____ Records for this task
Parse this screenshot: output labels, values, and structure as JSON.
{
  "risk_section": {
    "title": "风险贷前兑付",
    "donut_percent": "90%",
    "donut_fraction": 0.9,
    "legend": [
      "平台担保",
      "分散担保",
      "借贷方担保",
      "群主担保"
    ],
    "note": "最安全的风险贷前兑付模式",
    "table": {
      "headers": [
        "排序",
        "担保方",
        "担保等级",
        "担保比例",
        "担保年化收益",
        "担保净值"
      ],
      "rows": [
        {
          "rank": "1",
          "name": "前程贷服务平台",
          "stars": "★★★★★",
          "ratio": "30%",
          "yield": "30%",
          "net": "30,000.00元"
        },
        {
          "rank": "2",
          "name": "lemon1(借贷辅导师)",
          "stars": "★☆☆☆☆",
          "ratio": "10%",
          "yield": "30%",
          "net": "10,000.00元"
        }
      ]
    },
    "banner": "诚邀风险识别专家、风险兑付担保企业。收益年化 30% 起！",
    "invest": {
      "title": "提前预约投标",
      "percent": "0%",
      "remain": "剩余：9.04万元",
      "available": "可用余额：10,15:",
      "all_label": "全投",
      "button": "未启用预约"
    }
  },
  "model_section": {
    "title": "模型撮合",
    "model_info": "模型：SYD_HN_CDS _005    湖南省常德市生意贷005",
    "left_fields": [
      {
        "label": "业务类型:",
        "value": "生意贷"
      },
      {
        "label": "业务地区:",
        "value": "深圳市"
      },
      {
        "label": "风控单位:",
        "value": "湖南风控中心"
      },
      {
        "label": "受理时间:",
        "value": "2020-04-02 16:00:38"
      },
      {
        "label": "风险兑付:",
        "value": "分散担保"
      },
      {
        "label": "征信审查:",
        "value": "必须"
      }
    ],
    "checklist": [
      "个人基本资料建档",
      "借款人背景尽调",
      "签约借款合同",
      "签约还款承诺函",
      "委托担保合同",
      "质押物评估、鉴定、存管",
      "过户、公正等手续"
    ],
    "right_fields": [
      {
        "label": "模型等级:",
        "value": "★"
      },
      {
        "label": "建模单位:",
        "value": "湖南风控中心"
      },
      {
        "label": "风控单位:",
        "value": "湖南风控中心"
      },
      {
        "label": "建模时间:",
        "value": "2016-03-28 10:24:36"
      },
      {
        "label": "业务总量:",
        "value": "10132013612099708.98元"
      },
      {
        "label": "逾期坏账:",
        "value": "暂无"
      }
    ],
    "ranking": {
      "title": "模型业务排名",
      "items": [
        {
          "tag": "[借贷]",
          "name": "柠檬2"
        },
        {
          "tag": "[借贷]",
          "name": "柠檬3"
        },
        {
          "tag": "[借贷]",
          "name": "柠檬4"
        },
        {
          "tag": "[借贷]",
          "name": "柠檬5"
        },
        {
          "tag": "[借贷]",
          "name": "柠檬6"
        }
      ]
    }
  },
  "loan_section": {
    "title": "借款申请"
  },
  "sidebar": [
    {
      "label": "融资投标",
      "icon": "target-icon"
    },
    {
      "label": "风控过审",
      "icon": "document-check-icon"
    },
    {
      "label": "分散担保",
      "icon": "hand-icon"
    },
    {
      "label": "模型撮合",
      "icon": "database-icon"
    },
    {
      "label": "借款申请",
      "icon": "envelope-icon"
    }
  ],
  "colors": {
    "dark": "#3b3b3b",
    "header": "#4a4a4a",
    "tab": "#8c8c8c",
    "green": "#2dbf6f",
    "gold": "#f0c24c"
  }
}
________
Set down all of the entries exactly, please.

__Exercise result__:
Parse this screenshot: output labels, values, and structure as JSON.
{
  "risk_section": {
    "title": "风险贷前兑付",
    "donut_percent": "90%",
    "donut_fraction": 0.9,
    "legend": [
      "平台担保",
      "分散担保",
      "借贷方担保",
      "群主担保"
    ],
    "note": "最安全的风险贷前兑付模式",
    "table": {
      "headers": [
        "排序",
        "担保方",
        "担保等级",
        "担保比例",
        "担保年化收益",
        "担保净值"
      ],
      "rows": [
        {
          "rank": "1",
          "name": "前程贷服务平台",
          "stars": "★★★★★",
          "ratio": "30%",
          "yield": "30%",
          "net": "30,000.00元"
        },
        {
          "rank": "2",
          "name": "lemon1(借贷辅导师)",
          "stars": "★☆☆☆☆",
          "ratio": "10%",
          "yield": "30%",
          "net": "10,000.00元"
        }
      ]
    },
    "banner": "诚邀风险识别专家、风险兑付担保企业。收益年化 30% 起！",
    "invest": {
      "title": "提前预约投标",
      "percent": "0%",
      "remain": "剩余：9.04万元",
      "available": "可用余额：10,15:",
      "all_label": "全投",
      "button": "未启用预约"
    }
  },
  "model_section": {
    "title": "模型撮合",
    "model_info": "模型：SYD_HN_CDS _005    湖南省常德市生意贷005",
    "left_fields": [
      {
        "label": "业务类型:",
        "value": "生意贷"
      },
      {
        "label": "业务地区:",
        "value": "深圳市"
      },
      {
        "label": "风控单位:",
        "value": "湖南风控中心"
      },
      {
        "label": "受理时间:",
        "value": "2020-04-02 16:00:38"
      },
      {
        "label": "风险兑付:",
        "value": "分散担保"
      },
      {
        "label": "征信审查:",
        "value": "必须"
      }
    ],
    "checklist": [
      "个人基本资料建档",
      "借款人背景尽调",
      "签约借款合同",
      "签约还款承诺函",
      "委托担保合同",
      "质押物评估、鉴定、存管",
      "过户、公正等手续"
    ],
    "right_fields": [
      {
        "label": "模型等级:",
        "value": "★"
      },
      {
        "label": "建模单位:",
        "value": "湖南风控中心"
      },
      {
        "label": "风控单位:",
        "value": "湖南风控中心"
      },
      {
        "label": "建模时间:",
        "value": "2016-03-28 10:24:36"
      },
      {
        "label": "业务总量:",
        "value": "10132013612099708.98元"
      },
      {
        "label": "逾期坏账:",
        "value": "暂无"
      }
    ],
    "ranking": {
      "title": "模型业务排名",
      "items": [
        {
          "tag": "[借贷]",
          "name": "柠檬2"
        },
        {
          "tag": "[借贷]",
          "name": "柠檬3"
        },
        {
          "tag": "[借贷]",
          "name": "柠檬4"
        },
        {
          "tag": "[借贷]",
          "name": "柠檬5"
        },
        {
          "tag": "[借贷]",
          "name": "柠檬6"
        }
      ]
    }
  },
  "loan_section": {
    "title": "借款申请"
  },
  "sidebar": [
    {
      "label": "融资投标",
      "icon": "target-icon"
    },
    {
      "label": "风控过审",
      "icon": "document-check-icon"
    },
    {
      "label": "分散担保",
      "icon": "hand-icon"
    },
    {
      "label": "模型撮合",
      "icon": "database-icon"
    },
    {
      "label": "借款申请",
      "icon": "envelope-icon"
    }
  ],
  "colors": {
    "dark": "#3b3b3b",
    "header": "#4a4a4a",
    "tab": "#8c8c8c",
    "green": "#2dbf6f",
    "gold": "#f0c24c"
  }
}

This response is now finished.